AIM:
Your task is to copy every line of the entries that contains "label".
### LISTED RECORDS ###
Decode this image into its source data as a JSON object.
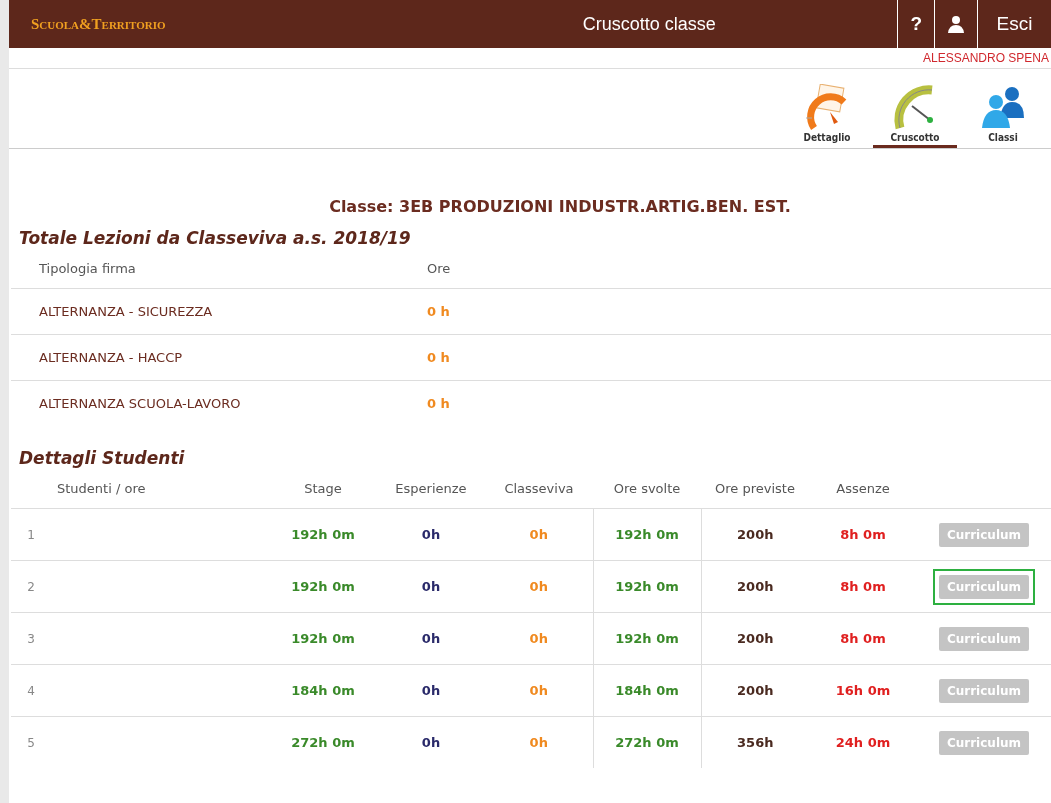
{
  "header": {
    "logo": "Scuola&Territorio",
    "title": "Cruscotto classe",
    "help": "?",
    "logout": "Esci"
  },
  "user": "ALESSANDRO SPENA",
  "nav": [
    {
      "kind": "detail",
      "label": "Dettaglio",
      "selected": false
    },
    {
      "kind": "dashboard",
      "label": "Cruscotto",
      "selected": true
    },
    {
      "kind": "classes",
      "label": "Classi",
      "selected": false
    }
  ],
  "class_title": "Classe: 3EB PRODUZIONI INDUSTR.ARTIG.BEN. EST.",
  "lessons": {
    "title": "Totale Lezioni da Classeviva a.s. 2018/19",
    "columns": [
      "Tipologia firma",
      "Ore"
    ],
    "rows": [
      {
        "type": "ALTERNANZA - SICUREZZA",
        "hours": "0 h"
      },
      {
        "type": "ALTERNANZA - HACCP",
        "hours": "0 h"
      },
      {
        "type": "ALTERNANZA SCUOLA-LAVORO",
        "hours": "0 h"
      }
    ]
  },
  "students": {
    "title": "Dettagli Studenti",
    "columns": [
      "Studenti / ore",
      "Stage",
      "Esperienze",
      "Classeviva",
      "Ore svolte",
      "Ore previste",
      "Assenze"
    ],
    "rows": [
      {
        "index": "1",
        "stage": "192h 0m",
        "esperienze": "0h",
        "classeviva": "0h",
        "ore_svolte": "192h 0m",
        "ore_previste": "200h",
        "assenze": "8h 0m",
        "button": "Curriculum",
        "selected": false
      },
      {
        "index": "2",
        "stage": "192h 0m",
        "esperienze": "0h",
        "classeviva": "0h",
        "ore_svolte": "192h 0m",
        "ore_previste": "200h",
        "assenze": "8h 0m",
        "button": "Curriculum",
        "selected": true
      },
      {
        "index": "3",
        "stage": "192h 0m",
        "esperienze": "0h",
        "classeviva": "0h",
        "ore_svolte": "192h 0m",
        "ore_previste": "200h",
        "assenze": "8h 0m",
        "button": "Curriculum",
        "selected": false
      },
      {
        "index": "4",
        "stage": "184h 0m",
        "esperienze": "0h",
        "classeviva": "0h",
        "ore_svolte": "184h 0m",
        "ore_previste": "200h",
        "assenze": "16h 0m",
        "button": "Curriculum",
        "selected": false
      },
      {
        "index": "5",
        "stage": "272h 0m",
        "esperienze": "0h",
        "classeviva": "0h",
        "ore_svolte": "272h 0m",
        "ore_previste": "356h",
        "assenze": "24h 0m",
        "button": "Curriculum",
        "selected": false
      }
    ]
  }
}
###
RESULT BELOW:
      "label": "Dettaglio",
      "label": "Cruscotto",
      "label": "Classi",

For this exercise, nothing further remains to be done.